Supplied material:
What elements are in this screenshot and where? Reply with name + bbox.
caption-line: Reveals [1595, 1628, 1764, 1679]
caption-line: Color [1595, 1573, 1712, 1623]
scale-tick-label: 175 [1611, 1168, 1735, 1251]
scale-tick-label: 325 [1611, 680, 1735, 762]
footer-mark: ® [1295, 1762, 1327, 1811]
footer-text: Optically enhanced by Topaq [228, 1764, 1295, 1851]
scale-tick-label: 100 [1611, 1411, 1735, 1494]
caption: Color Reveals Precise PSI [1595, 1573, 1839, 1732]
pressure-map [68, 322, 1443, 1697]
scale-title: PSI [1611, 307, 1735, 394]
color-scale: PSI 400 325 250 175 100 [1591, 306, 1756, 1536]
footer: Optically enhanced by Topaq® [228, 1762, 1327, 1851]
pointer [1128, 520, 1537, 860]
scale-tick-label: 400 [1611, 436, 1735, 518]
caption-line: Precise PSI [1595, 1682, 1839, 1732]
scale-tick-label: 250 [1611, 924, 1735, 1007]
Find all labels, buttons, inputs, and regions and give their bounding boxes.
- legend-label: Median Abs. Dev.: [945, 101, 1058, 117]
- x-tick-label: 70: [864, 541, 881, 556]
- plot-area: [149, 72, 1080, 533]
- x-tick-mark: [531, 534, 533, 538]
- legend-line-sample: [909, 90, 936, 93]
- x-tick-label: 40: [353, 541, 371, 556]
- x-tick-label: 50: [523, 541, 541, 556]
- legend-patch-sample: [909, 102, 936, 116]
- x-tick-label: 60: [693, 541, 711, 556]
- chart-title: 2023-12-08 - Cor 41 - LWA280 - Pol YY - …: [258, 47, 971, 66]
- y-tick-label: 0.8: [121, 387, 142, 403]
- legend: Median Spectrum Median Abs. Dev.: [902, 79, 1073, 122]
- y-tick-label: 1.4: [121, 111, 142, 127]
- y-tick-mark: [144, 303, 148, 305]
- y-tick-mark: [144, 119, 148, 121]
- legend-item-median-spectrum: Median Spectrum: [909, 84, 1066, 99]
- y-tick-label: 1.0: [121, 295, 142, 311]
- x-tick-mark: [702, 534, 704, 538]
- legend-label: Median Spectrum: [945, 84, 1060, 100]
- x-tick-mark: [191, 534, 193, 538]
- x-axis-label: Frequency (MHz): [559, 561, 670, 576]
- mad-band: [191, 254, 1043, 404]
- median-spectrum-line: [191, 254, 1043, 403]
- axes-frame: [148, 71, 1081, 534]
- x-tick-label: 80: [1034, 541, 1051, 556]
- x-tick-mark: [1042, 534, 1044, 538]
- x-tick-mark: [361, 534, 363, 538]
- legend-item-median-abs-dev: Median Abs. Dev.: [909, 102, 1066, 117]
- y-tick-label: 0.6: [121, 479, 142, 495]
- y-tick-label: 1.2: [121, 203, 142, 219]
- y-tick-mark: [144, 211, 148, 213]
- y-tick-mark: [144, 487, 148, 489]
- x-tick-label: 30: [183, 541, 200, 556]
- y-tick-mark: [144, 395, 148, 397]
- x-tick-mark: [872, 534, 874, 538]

Task brief:
Convert the lines of all the records above into a JSON list of strings, with one string per line and blank lines left out.

Finished exercise:
[
  "What elements are in this screenshot and where? Reply with name + bbox.",
  "caption-line: Reveals [1595, 1628, 1764, 1679]",
  "caption-line: Color [1595, 1573, 1712, 1623]",
  "scale-tick-label: 175 [1611, 1168, 1735, 1251]",
  "scale-tick-label: 325 [1611, 680, 1735, 762]",
  "footer-mark: ® [1295, 1762, 1327, 1811]",
  "footer-text: Optically enhanced by Topaq [228, 1764, 1295, 1851]",
  "scale-tick-label: 100 [1611, 1411, 1735, 1494]",
  "caption: Color Reveals Precise PSI [1595, 1573, 1839, 1732]",
  "pressure-map [68, 322, 1443, 1697]",
  "scale-title: PSI [1611, 307, 1735, 394]",
  "color-scale: PSI 400 325 250 175 100 [1591, 306, 1756, 1536]",
  "footer: Optically enhanced by Topaq® [228, 1762, 1327, 1851]",
  "pointer [1128, 520, 1537, 860]",
  "scale-tick-label: 400 [1611, 436, 1735, 518]",
  "caption-line: Precise PSI [1595, 1682, 1839, 1732]",
  "scale-tick-label: 250 [1611, 924, 1735, 1007]",
  "Find all labels, buttons, inputs, and regions and give their bounding boxes.",
  "- legend-label: Median Abs. Dev.: [945, 101, 1058, 117]",
  "- x-tick-label: 70: [864, 541, 881, 556]",
  "- plot-area: [149, 72, 1080, 533]",
  "- x-tick-mark: [531, 534, 533, 538]",
  "- legend-line-sample: [909, 90, 936, 93]",
  "- x-tick-label: 40: [353, 541, 371, 556]",
  "- x-tick-label: 50: [523, 541, 541, 556]",
  "- legend-patch-sample: [909, 102, 936, 116]",
  "- x-tick-label: 60: [693, 541, 711, 556]",
  "- chart-title: 2023-12-08 - Cor 41 - LWA280 - Pol YY - …: [258, 47, 971, 66]",
  "- y-tick-label: 0.8: [121, 387, 142, 403]",
  "- legend: Median Spectrum Median Abs. Dev.: [902, 79, 1073, 122]",
  "- y-tick-label: 1.4: [121, 111, 142, 127]",
  "- y-tick-mark: [144, 303, 148, 305]",
  "- y-tick-mark: [144, 119, 148, 121]",
  "- legend-item-median-spectrum: Median Spectrum: [909, 84, 1066, 99]",
  "- y-tick-label: 1.0: [121, 295, 142, 311]",
  "- x-tick-mark: [702, 534, 704, 538]",
  "- legend-label: Median Spectrum: [945, 84, 1060, 100]",
  "- x-tick-mark: [191, 534, 193, 538]",
  "- x-axis-label: Frequency (MHz): [559, 561, 670, 576]",
  "- mad-band: [191, 254, 1043, 404]",
  "- median-spectrum-line: [191, 254, 1043, 403]",
  "- axes-frame: [148, 71, 1081, 534]",
  "- x-tick-label: 80: [1034, 541, 1051, 556]",
  "- x-tick-mark: [1042, 534, 1044, 538]",
  "- x-tick-mark: [361, 534, 363, 538]",
  "- legend-item-median-abs-dev: Median Abs. Dev.: [909, 102, 1066, 117]",
  "- y-tick-label: 0.6: [121, 479, 142, 495]",
  "- y-tick-label: 1.2: [121, 203, 142, 219]",
  "- y-tick-mark: [144, 211, 148, 213]",
  "- y-tick-mark: [144, 487, 148, 489]",
  "- x-tick-label: 30: [183, 541, 200, 556]",
  "- y-tick-mark: [144, 395, 148, 397]",
  "- x-tick-mark: [872, 534, 874, 538]"
]